How long is the imagined rod in the forum post's thought experiment?

TEXT:
# # # # # # #
- #1
jonmtkisco
- 532
- 1
As a thought experiment, let's imagine assembling a 300 Mpc long rod in intergalactic space, made of an astounding future material which enables it to be both rigid and nearly weightless, while somewhat "stretchy" and "compressible" longitudinally. The rod is centered at the origin of our proper distance coordinate system, and is assembled progressively from the origin. At the origin, we observe the rod to be locally at rest with respect to the Einstein-de Sitter universe with [tex]\Lambda = 0[/tex] and [tex]\Omega = 1.[/tex]
Will the ends of the rod be stretched apart longitudinally by the expansion of space? No, because the expansion of space does not act like a "force" or "viscous liquid." The expansion of space is the result, not the cause, of the expansion of the universe. The expansion of the universe is best explained simply as the kinematic (or momentum-like) movement of massive objects away from each other because they previously were moving away from each other.
Conversely, will the ends of the rod be compressed inward longitudinally by the deceleration of the expansion rate? After all, observers at each end of the rod will observe their rod end having peculiar motion longitudinally towards the origin, with respect to the comoving coordinates of local space. I think the answer is no. I think the locally observed peculiar motion at the ends of the rods is "real" only with respect to the observed kinematic recession of local galaxies away from the origin in comoving coordinates. But the rod ends aren't in proper motion with respect to the coordinate origin, and therefore they do not experience acceleration with respect to the origin either; their proper motion and acceleration both are zero. The rod was constructed ex post facto, and therefore never inherited the original recessionary "momentum" of the decelerating expansion.
If Lambda (with equation of state w = -1) is added to the universe, will the rod ends be stretched away from the origin? I think the answer depends on whether the cosmological constant can "co-inhabit" the same physical space as the rod matter. If it can, then the rod feels expansionary stretching. If it can't, then the cosmological constant is not directly interposed between the origin and the rod ends, so the rod ends to not experience stretching in proper distance.
...
Now let's imagine two galaxies in the same universe, which are far enough apart not to be gravitationally bound together. The first galaxy is located at the coordinate origin. The second galaxy is tethered to the first by a slack rope (please don't ask how!) A winch at the origin galaxy gently tightens the rope until it just smoothly stops the tethered galaxy from moving away in the Hubble flow (i.e., without jerking or pulling it), and then the rope is released. What will the tethered galaxy do, when observed in proper distance coordinates?
# # # # # # #
MATERIAL SHOWN:
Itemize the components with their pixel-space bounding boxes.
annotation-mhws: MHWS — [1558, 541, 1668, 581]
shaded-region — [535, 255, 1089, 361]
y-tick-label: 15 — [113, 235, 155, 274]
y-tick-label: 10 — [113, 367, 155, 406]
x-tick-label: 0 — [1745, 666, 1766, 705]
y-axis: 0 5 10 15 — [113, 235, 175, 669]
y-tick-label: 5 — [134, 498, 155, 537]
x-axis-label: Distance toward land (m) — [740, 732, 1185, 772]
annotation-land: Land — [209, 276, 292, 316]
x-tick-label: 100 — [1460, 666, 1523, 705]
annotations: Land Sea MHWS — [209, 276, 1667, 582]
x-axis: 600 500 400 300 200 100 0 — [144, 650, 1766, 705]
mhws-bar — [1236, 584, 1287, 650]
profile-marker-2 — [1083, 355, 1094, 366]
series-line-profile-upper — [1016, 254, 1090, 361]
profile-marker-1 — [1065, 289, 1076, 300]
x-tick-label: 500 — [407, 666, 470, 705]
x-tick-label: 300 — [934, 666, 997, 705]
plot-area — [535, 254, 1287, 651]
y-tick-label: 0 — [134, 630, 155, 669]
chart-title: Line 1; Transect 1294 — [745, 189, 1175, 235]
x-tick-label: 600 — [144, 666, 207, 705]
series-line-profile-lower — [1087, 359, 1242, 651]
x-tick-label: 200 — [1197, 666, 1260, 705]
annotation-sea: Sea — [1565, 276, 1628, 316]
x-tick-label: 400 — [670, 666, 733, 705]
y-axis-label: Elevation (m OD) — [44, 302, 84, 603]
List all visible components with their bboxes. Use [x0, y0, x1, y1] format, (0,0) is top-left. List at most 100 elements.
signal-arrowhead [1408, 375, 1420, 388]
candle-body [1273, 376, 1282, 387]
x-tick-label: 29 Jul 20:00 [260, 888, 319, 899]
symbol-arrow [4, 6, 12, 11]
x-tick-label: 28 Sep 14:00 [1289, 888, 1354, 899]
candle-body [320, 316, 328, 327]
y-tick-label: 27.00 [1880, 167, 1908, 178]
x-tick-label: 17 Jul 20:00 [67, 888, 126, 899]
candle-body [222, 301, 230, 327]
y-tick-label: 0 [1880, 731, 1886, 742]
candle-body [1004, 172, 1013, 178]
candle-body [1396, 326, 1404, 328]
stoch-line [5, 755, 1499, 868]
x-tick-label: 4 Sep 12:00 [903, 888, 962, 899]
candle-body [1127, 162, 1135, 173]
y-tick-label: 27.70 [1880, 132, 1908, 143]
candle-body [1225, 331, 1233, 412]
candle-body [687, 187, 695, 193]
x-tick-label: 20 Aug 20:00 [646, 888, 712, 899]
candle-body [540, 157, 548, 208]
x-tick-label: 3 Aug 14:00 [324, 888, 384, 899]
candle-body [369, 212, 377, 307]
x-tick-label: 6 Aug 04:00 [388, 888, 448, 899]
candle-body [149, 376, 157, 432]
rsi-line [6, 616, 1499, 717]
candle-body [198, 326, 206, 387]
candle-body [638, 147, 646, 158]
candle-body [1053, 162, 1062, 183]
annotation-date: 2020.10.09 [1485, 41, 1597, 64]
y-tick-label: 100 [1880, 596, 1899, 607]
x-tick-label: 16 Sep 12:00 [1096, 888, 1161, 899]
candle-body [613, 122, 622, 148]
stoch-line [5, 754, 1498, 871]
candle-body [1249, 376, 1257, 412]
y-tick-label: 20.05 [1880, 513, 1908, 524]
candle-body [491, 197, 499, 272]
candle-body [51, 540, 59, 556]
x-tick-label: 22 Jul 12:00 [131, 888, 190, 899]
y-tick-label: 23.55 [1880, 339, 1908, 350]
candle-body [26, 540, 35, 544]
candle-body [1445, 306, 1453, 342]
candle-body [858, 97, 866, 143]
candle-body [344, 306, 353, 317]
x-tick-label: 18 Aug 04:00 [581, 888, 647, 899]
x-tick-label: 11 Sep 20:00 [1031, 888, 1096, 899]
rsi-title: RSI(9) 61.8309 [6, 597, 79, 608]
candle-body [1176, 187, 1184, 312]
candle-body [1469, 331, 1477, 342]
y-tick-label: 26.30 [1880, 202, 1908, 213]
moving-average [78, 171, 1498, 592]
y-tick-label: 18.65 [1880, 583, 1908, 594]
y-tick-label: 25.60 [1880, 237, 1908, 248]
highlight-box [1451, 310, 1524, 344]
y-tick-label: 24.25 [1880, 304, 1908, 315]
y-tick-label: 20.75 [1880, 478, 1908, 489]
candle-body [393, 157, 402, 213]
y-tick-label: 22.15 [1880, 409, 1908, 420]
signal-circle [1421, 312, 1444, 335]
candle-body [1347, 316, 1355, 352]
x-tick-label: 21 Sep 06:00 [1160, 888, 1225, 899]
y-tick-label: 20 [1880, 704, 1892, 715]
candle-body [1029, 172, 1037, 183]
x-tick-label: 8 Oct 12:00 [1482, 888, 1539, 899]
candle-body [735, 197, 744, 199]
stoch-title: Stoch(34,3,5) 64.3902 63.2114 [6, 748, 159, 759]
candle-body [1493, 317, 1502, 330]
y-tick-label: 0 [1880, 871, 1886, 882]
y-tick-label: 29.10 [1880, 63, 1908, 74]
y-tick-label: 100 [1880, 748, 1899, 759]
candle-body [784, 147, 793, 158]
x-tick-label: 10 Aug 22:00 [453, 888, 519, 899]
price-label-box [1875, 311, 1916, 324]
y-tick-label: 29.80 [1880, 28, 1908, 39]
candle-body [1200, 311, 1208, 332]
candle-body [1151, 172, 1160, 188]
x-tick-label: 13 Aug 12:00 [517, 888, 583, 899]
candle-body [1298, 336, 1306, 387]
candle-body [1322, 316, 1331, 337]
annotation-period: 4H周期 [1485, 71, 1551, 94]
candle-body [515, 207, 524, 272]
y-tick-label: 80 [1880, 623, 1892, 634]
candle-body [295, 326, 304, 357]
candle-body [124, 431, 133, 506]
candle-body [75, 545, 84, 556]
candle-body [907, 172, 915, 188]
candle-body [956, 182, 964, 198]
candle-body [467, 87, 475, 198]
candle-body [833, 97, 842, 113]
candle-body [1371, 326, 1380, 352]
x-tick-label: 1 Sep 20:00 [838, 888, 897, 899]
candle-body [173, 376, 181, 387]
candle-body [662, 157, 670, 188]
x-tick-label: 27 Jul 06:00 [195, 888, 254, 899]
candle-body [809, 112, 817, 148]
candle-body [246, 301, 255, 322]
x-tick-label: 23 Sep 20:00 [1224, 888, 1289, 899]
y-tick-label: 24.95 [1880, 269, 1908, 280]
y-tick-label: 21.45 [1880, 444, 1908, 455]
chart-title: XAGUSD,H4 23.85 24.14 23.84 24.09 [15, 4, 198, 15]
# # # # # # #
COMPLETE RESPONSE: 300 Mpc